##### INFORMATION SUPPLIED #####
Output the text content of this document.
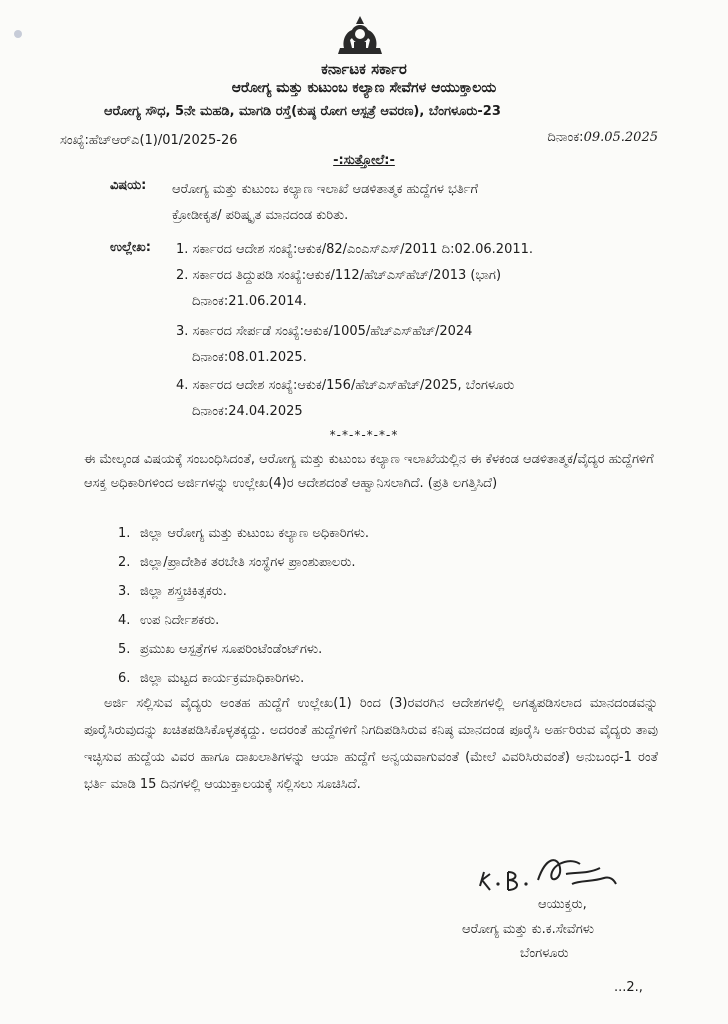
ಕರ್ನಾಟಕ ಸರ್ಕಾರ
ಆರೋಗ್ಯ ಮತ್ತು ಕುಟುಂಬ ಕಲ್ಯಾಣ ಸೇವೆಗಳ ಆಯುಕ್ತಾಲಯ
ಆರೋಗ್ಯ ಸೌಧ, 5ನೇ ಮಹಡಿ, ಮಾಗಡಿ ರಸ್ತೆ(ಕುಷ್ಠ ರೋಗ ಆಸ್ಪತ್ರೆ ಆವರಣ), ಬೆಂಗಳೂರು-23
ಸಂಖ್ಯೆ:ಹೆಚ್‌ಆರ್‌ಎ(1)/01/2025-26	ದಿನಾಂಕ:09.05.2025
-:ಸುತ್ತೋಲೆ:-
ವಿಷಯ: ಆರೋಗ್ಯ ಮತ್ತು ಕುಟುಂಬ ಕಲ್ಯಾಣ ಇಲಾಖೆ ಆಡಳಿತಾತ್ಮಕ ಹುದ್ದೆಗಳ ಭರ್ತಿಗೆ
ಕ್ರೋಡೀಕೃತ/ ಪರಿಷ್ಕೃತ ಮಾನದಂಡ ಕುರಿತು.
ಉಲ್ಲೇಖ: 1. ಸರ್ಕಾರದ ಆದೇಶ ಸಂಖ್ಯೆ:ಆಕುಕ/82/ಎಂಎಸ್‌ಎಸ್/2011 ದಿ:02.06.2011.
2. ಸರ್ಕಾರದ ತಿದ್ದುಪಡಿ ಸಂಖ್ಯೆ:ಆಕುಕ/112/ಹೆಚ್‌ಎಸ್‌ಹೆಚ್/2013 (ಭಾಗ)
ದಿನಾಂಕ:21.06.2014.
3. ಸರ್ಕಾರದ ಸೇರ್ಪಡೆ ಸಂಖ್ಯೆ:ಆಕುಕ/1005/ಹೆಚ್‌ಎಸ್‌ಹೆಚ್/2024
ದಿನಾಂಕ:08.01.2025.
4. ಸರ್ಕಾರದ ಆದೇಶ ಸಂಖ್ಯೆ:ಆಕುಕ/156/ಹೆಚ್‌ಎಸ್‌ಹೆಚ್/2025, ಬೆಂಗಳೂರು
ದಿನಾಂಕ:24.04.2025
*-*-*-*-*-*
ಈ ಮೇಲ್ಕಂಡ ವಿಷಯಕ್ಕೆ ಸಂಬಂಧಿಸಿದಂತೆ, ಆರೋಗ್ಯ ಮತ್ತು ಕುಟುಂಬ ಕಲ್ಯಾಣ ಇಲಾಖೆಯಲ್ಲಿನ ಈ ಕೆಳಕಂಡ ಆಡಳಿತಾತ್ಮಕ/ವೈದ್ಯರ ಹುದ್ದೆಗಳಿಗೆ ಆಸಕ್ತ ಅಧಿಕಾರಿಗಳಿಂದ ಅರ್ಜಿಗಳನ್ನು ಉಲ್ಲೇಖ(4)ರ ಆದೇಶದಂತೆ ಆಹ್ವಾನಿಸಲಾಗಿದೆ. (ಪ್ರತಿ ಲಗತ್ತಿಸಿದೆ)
1. ಜಿಲ್ಲಾ ಆರೋಗ್ಯ ಮತ್ತು ಕುಟುಂಬ ಕಲ್ಯಾಣ ಅಧಿಕಾರಿಗಳು.
2. ಜಿಲ್ಲಾ/ಪ್ರಾದೇಶಿಕ ತರಬೇತಿ ಸಂಸ್ಥೆಗಳ ಪ್ರಾಂಶುಪಾಲರು.
3. ಜಿಲ್ಲಾ ಶಸ್ತ್ರಚಿಕಿತ್ಸಕರು.
4. ಉಪ ನಿರ್ದೇಶಕರು.
5. ಪ್ರಮುಖ ಆಸ್ಪತ್ರೆಗಳ ಸೂಪರಿಂಟೆಂಡೆಂಟ್‌ಗಳು.
6. ಜಿಲ್ಲಾ ಮಟ್ಟದ ಕಾರ್ಯಕ್ರಮಾಧಿಕಾರಿಗಳು.
ಅರ್ಜಿ ಸಲ್ಲಿಸುವ ವೈದ್ಯರು ಅಂತಹ ಹುದ್ದೆಗೆ ಉಲ್ಲೇಖ(1) ರಿಂದ (3)ರವರಗಿನ ಆದೇಶಗಳಲ್ಲಿ ಅಗತ್ಯಪಡಿಸಲಾದ ಮಾನದಂಡವನ್ನು ಪೂರೈಸಿರುವುದನ್ನು ಖಚಿತಪಡಿಸಿಕೊಳ್ಳತಕ್ಕದ್ದು. ಅದರಂತೆ ಹುದ್ದೆಗಳಿಗೆ ನಿಗದಿಪಡಿಸಿರುವ ಕನಿಷ್ಠ ಮಾನದಂಡ ಪೂರೈಸಿ ಅರ್ಹರಿರುವ ವೈದ್ಯರು ತಾವು ಇಚ್ಛಿಸುವ ಹುದ್ದೆಯ ವಿವರ ಹಾಗೂ ದಾಖಲಾತಿಗಳನ್ನು ಆಯಾ ಹುದ್ದೆಗೆ ಅನ್ವಯವಾಗುವಂತೆ (ಮೇಲೆ ವಿವರಿಸಿರುವಂತೆ) ಅನುಬಂಧ-1 ರಂತೆ ಭರ್ತಿ ಮಾಡಿ 15 ದಿನಗಳಲ್ಲಿ ಆಯುಕ್ತಾಲಯಕ್ಕೆ ಸಲ್ಲಿಸಲು ಸೂಚಿಸಿದೆ.
ಆಯುಕ್ತರು,
ಆರೋಗ್ಯ ಮತ್ತು ಕು.ಕ.ಸೇವೆಗಳು
ಬೆಂಗಳೂರು
...2.,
#####
AIM OF THE TASK ->
From the listing above, print every entry precisely and drop the pictures.

RESPONSE TO THE TASK ->
Output the text content of this document.
ಕರ್ನಾಟಕ ಸರ್ಕಾರ
ಆರೋಗ್ಯ ಮತ್ತು ಕುಟುಂಬ ಕಲ್ಯಾಣ ಸೇವೆಗಳ ಆಯುಕ್ತಾಲಯ
ಆರೋಗ್ಯ ಸೌಧ, 5ನೇ ಮಹಡಿ, ಮಾಗಡಿ ರಸ್ತೆ(ಕುಷ್ಠ ರೋಗ ಆಸ್ಪತ್ರೆ ಆವರಣ), ಬೆಂಗಳೂರು-23
ಸಂಖ್ಯೆ:ಹೆಚ್‌ಆರ್‌ಎ(1)/01/2025-26	ದಿನಾಂಕ:09.05.2025
-:ಸುತ್ತೋಲೆ:-
ವಿಷಯ: ಆರೋಗ್ಯ ಮತ್ತು ಕುಟುಂಬ ಕಲ್ಯಾಣ ಇಲಾಖೆ ಆಡಳಿತಾತ್ಮಕ ಹುದ್ದೆಗಳ ಭರ್ತಿಗೆ
ಕ್ರೋಡೀಕೃತ/ ಪರಿಷ್ಕೃತ ಮಾನದಂಡ ಕುರಿತು.
ಉಲ್ಲೇಖ: 1. ಸರ್ಕಾರದ ಆದೇಶ ಸಂಖ್ಯೆ:ಆಕುಕ/82/ಎಂಎಸ್‌ಎಸ್/2011 ದಿ:02.06.2011.
2. ಸರ್ಕಾರದ ತಿದ್ದುಪಡಿ ಸಂಖ್ಯೆ:ಆಕುಕ/112/ಹೆಚ್‌ಎಸ್‌ಹೆಚ್/2013 (ಭಾಗ)
ದಿನಾಂಕ:21.06.2014.
3. ಸರ್ಕಾರದ ಸೇರ್ಪಡೆ ಸಂಖ್ಯೆ:ಆಕುಕ/1005/ಹೆಚ್‌ಎಸ್‌ಹೆಚ್/2024
ದಿನಾಂಕ:08.01.2025.
4. ಸರ್ಕಾರದ ಆದೇಶ ಸಂಖ್ಯೆ:ಆಕುಕ/156/ಹೆಚ್‌ಎಸ್‌ಹೆಚ್/2025, ಬೆಂಗಳೂರು
ದಿನಾಂಕ:24.04.2025
*-*-*-*-*-*
ಈ ಮೇಲ್ಕಂಡ ವಿಷಯಕ್ಕೆ ಸಂಬಂಧಿಸಿದಂತೆ, ಆರೋಗ್ಯ ಮತ್ತು ಕುಟುಂಬ ಕಲ್ಯಾಣ ಇಲಾಖೆಯಲ್ಲಿನ ಈ ಕೆಳಕಂಡ ಆಡಳಿತಾತ್ಮಕ/ವೈದ್ಯರ ಹುದ್ದೆಗಳಿಗೆ ಆಸಕ್ತ ಅಧಿಕಾರಿಗಳಿಂದ ಅರ್ಜಿಗಳನ್ನು ಉಲ್ಲೇಖ(4)ರ ಆದೇಶದಂತೆ ಆಹ್ವಾನಿಸಲಾಗಿದೆ. (ಪ್ರತಿ ಲಗತ್ತಿಸಿದೆ)
1. ಜಿಲ್ಲಾ ಆರೋಗ್ಯ ಮತ್ತು ಕುಟುಂಬ ಕಲ್ಯಾಣ ಅಧಿಕಾರಿಗಳು.
2. ಜಿಲ್ಲಾ/ಪ್ರಾದೇಶಿಕ ತರಬೇತಿ ಸಂಸ್ಥೆಗಳ ಪ್ರಾಂಶುಪಾಲರು.
3. ಜಿಲ್ಲಾ ಶಸ್ತ್ರಚಿಕಿತ್ಸಕರು.
4. ಉಪ ನಿರ್ದೇಶಕರು.
5. ಪ್ರಮುಖ ಆಸ್ಪತ್ರೆಗಳ ಸೂಪರಿಂಟೆಂಡೆಂಟ್‌ಗಳು.
6. ಜಿಲ್ಲಾ ಮಟ್ಟದ ಕಾರ್ಯಕ್ರಮಾಧಿಕಾರಿಗಳು.
ಅರ್ಜಿ ಸಲ್ಲಿಸುವ ವೈದ್ಯರು ಅಂತಹ ಹುದ್ದೆಗೆ ಉಲ್ಲೇಖ(1) ರಿಂದ (3)ರವರಗಿನ ಆದೇಶಗಳಲ್ಲಿ ಅಗತ್ಯಪಡಿಸಲಾದ ಮಾನದಂಡವನ್ನು ಪೂರೈಸಿರುವುದನ್ನು ಖಚಿತಪಡಿಸಿಕೊಳ್ಳತಕ್ಕದ್ದು. ಅದರಂತೆ ಹುದ್ದೆಗಳಿಗೆ ನಿಗದಿಪಡಿಸಿರುವ ಕನಿಷ್ಠ ಮಾನದಂಡ ಪೂರೈಸಿ ಅರ್ಹರಿರುವ ವೈದ್ಯರು ತಾವು ಇಚ್ಛಿಸುವ ಹುದ್ದೆಯ ವಿವರ ಹಾಗೂ ದಾಖಲಾತಿಗಳನ್ನು ಆಯಾ ಹುದ್ದೆಗೆ ಅನ್ವಯವಾಗುವಂತೆ (ಮೇಲೆ ವಿವರಿಸಿರುವಂತೆ) ಅನುಬಂಧ-1 ರಂತೆ ಭರ್ತಿ ಮಾಡಿ 15 ದಿನಗಳಲ್ಲಿ ಆಯುಕ್ತಾಲಯಕ್ಕೆ ಸಲ್ಲಿಸಲು ಸೂಚಿಸಿದೆ.
ಆಯುಕ್ತರು,
ಆರೋಗ್ಯ ಮತ್ತು ಕು.ಕ.ಸೇವೆಗಳು
ಬೆಂಗಳೂರು
...2.,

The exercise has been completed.